Task instructions:
a. In the note on analysing iris data, which crates does the example use?
b. In the note on analysing iris data, restate the paragraph beginning "The first part of the program" in a single shorter sentence.
c. Write the next part of the note on analysing iris data with Rust, picking up after its final sentence.

Selection:
★ ★ ★ ★ ★ ★ ★
2023-11-16: Analysing Iris Data

As I've done in a few other notes, I will explore some simple data analysis tools applied to the iris dataset, but this time using Rust.

This example uses the clustering, csv and statistical crates.

Loading a CSV File

The iris dataset, "iris.data", is a CSV formatted dataset:

5.1,3.5,1.4,0.2,Iris-setosa
4.9,3.0,1.4,0.2,Iris-setosa
4.7,3.2,1.3,0.2,Iris-setosa
4.6,3.1,1.5,0.2,Iris-setosa
...

There are four numeric fields, followed by a class name.

The first part of the program must load the dataset, creating a vector of "IrisInstance" instances, where each "IrisInstance" holds the data from one row of the file.
★ ★ ★ ★ ★ ★ ★
(Part of a data file)

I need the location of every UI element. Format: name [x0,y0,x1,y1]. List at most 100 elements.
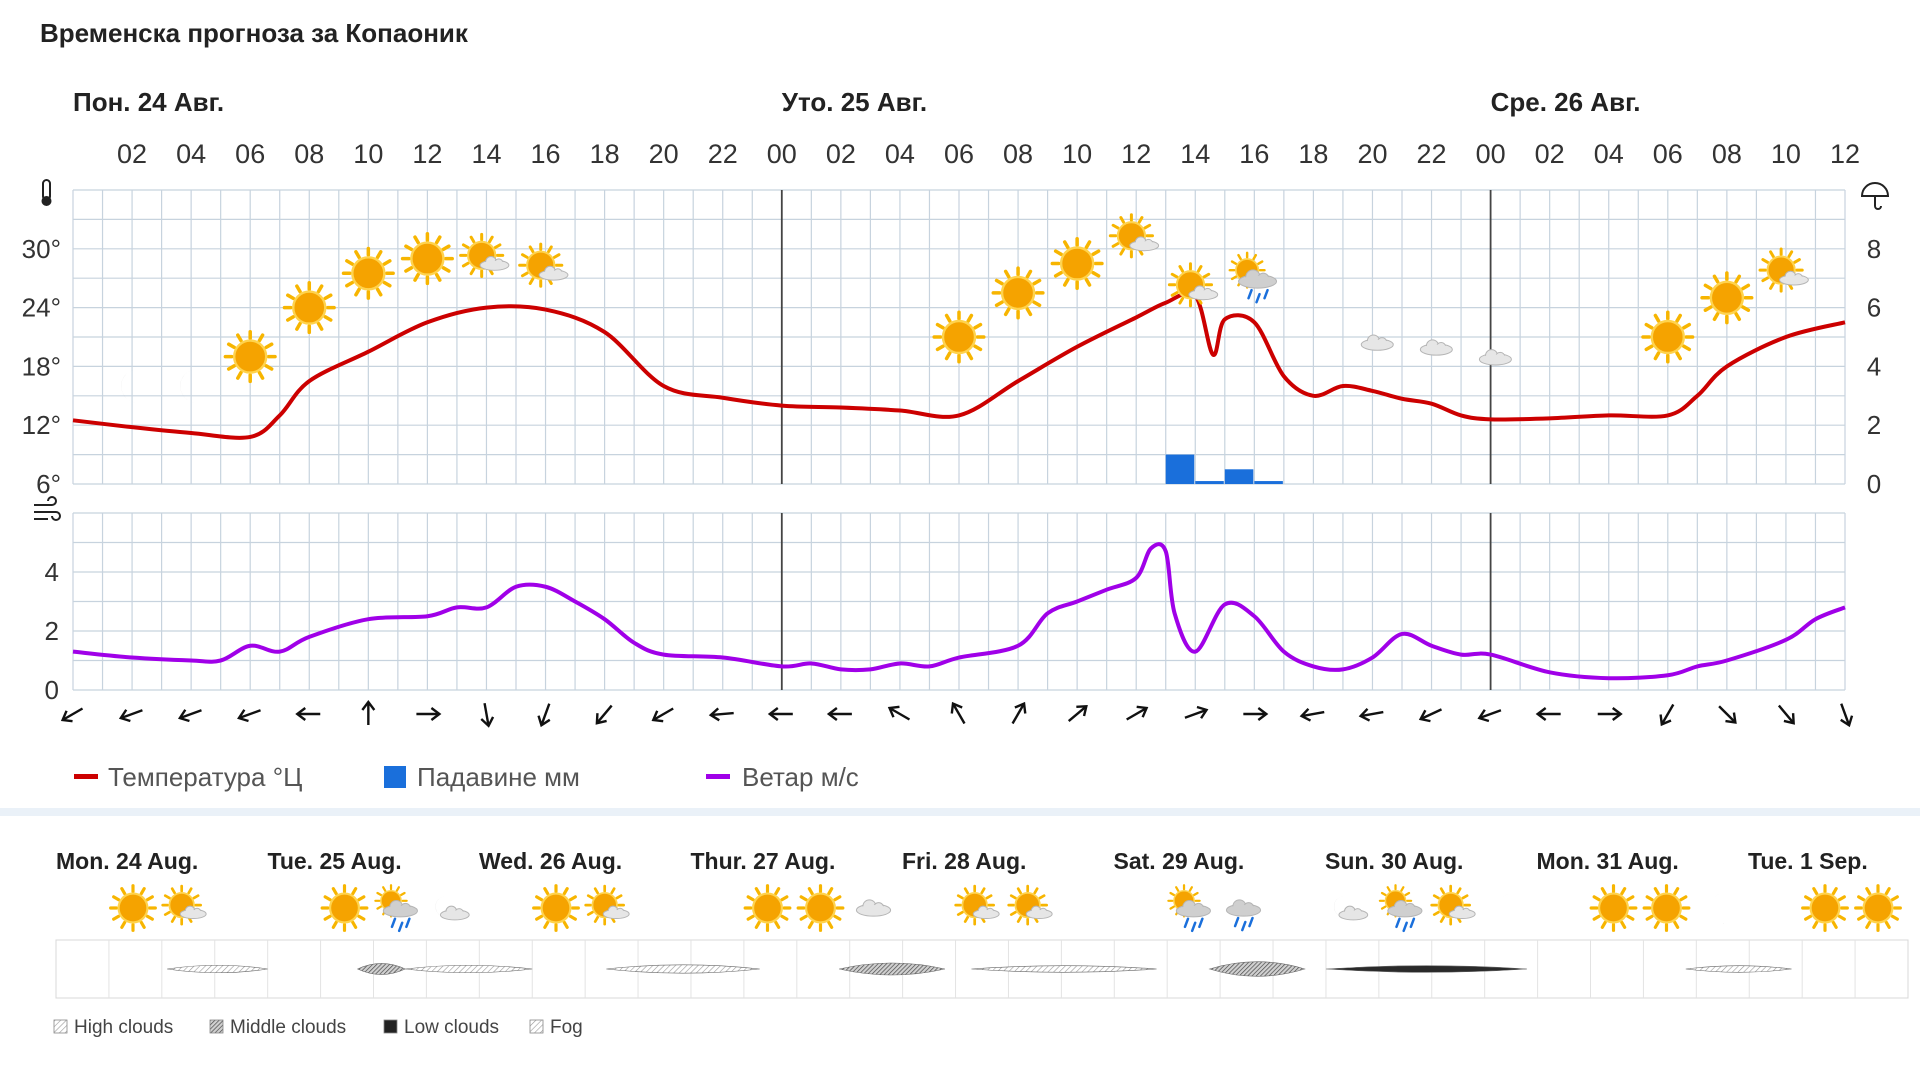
cloud-band-high [1685,965,1792,973]
sun-ray [1673,920,1680,929]
moon-icon [70,892,86,924]
arrow-head [1783,713,1795,725]
arrow-head [295,707,306,721]
sun-ray [1626,914,1635,921]
moon-shape [1709,892,1725,924]
sun-rain-icon [1228,251,1278,304]
moon-shape [916,892,932,924]
moon-shape [829,344,847,379]
hour-tick-label: 12 [1830,139,1860,169]
wind-direction-arrow [1184,705,1209,719]
cloud-icon [1188,285,1219,301]
arrow-head [1257,707,1269,721]
arrow-shaft [1718,705,1736,723]
sun-ray [192,894,200,900]
wind-direction-arrow [416,707,442,721]
daily-day-label: Sun. 30 Aug. [1325,848,1463,874]
precipitation-tick-label: 0 [1867,469,1881,499]
hour-tick-label: 02 [117,139,147,169]
arrow-shaft [889,707,911,721]
sun-disc [540,892,572,924]
sun-ray [331,887,338,896]
moon-icon [1762,892,1778,924]
arrow-shaft [121,709,143,719]
legend-temperature: Температура °Ц [74,762,302,792]
sun-ray [1712,274,1720,284]
sun-ray [973,322,983,330]
sun-ray [1230,275,1238,281]
wind-tick-label: 0 [45,675,59,705]
arrow-head [1659,714,1672,727]
sun-icon [1854,884,1902,932]
cloud-icon [1175,900,1211,918]
rain-drops [1183,917,1204,933]
sun-disc [1059,246,1095,281]
wind-direction-arrow [1067,705,1088,722]
cloud-fill [1362,339,1392,350]
sun-ray [413,235,420,245]
sun-ray [461,243,470,250]
sun-ray [441,244,451,252]
moon-shape [889,344,906,379]
cloud-legend-swatch [209,1019,224,1034]
wind-icon [34,496,61,521]
moon-icon [1302,300,1320,335]
cloud-band-high [971,965,1157,973]
sun-ray [1734,274,1742,284]
wind-direction-arrow [537,703,551,728]
sun-cloud-icon [161,884,207,926]
hour-tick-label: 22 [1417,139,1447,169]
sun-ray [264,364,274,371]
sun-ray [1003,307,1011,317]
temperature-line [72,290,1846,440]
cloud-fill [1340,910,1367,920]
sun-ray [1804,914,1813,921]
sun-ray [1675,351,1682,361]
rain-drop [1402,921,1408,933]
sun-ray [985,894,993,900]
cloud-icon [1025,905,1053,920]
wind-direction-arrow [1777,704,1795,725]
moon-shape [1498,892,1514,924]
sun-ray [1741,283,1751,291]
rain-drop [1241,920,1247,932]
moon-shape [770,339,788,374]
sun-disc [232,339,268,374]
sun-ray [746,895,755,902]
sun-ray [963,915,969,923]
moon-icon [1597,339,1615,374]
moon-icon [829,344,847,379]
sun-ray [316,284,324,294]
hour-tick-label: 02 [826,139,856,169]
arrow-head [1076,705,1088,717]
hour-tick-label: 12 [412,139,442,169]
moon-icon [1538,344,1556,379]
moon-icon [916,892,932,924]
sun-icon [991,266,1045,320]
cloud-icon [538,265,569,281]
sun-cloud-icon [1167,262,1219,308]
sun-ray [1812,887,1819,896]
arrow-head [1418,709,1431,723]
chart-legend: Температура °Ц Падавине мм Ветар м/с [74,762,859,792]
wind-icon-stroke [34,496,57,506]
sun-ray [1053,270,1063,278]
sun-ray [593,915,599,923]
hour-tick-label: 04 [1594,139,1624,169]
sun-ray [1009,910,1017,916]
sun-ray [1111,223,1120,230]
moon-icon [180,369,198,403]
sun-ray [1111,242,1120,248]
moon-icon [121,369,138,403]
sun-ray [1196,265,1203,273]
daily-forecast-panel: Mon. 24 Aug. Tue. 25 Aug. Wed. 26 Aug. Thur… [53,848,1909,1038]
page-title: Временска прогноза за Копаоник [40,18,469,48]
hour-tick-label: 08 [1003,139,1033,169]
sun-disc [351,256,386,291]
arrow-head [1612,707,1623,721]
moon-cloud-icon [1355,323,1394,351]
cloud-icon [1779,270,1809,286]
cloud-fill [857,904,890,916]
moon-icon [704,892,720,924]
★ ★ ★ ★ ★ ★ ★
Answers to the exercise:
a. The clustering, csv and statistical crates.

b. The program starts by loading the dataset into a vector of "IrisInstance" instances, one for each row of the file.

c.
The "IrisInstance" struct is:

struct IrisInstance {
    sepal_length: f64,
    sepal_width: f64,
    petal_length: f64,
    petal_width: f64,
    label: String,
}

We write a function to read the data from a given filename and return a vector of "IrisInstance" instances:

fn read_iris_data(filename: &str) -> Vec<IrisInstance> {
    csv::ReaderBuilder::new()                                         // <1>
        .has_headers(false)                                           // <2>
        .from_path(filename)                                          // <3>
        .expect("Could not read file")
        .records()                                                    // <4>
        .flatten() // remove possible record error                       <5>
        .flat_map(|record| IrisInstance::from_csv_record(&record))    // <6>
        .collect::<Vec<IrisInstance>>()                               // <7>
}

We need to build a csv reader because ...
... we do not have any headers in the file,
and we want the reader to work on the given filename.
At this point, we have a reader and can access the records iterator.
First, remove any error cases in the records.
Then try to convert each record into an instance of "IrisInstance" (see below)
Collect the converted instances into a vector and return it, with the caller taking on ownership.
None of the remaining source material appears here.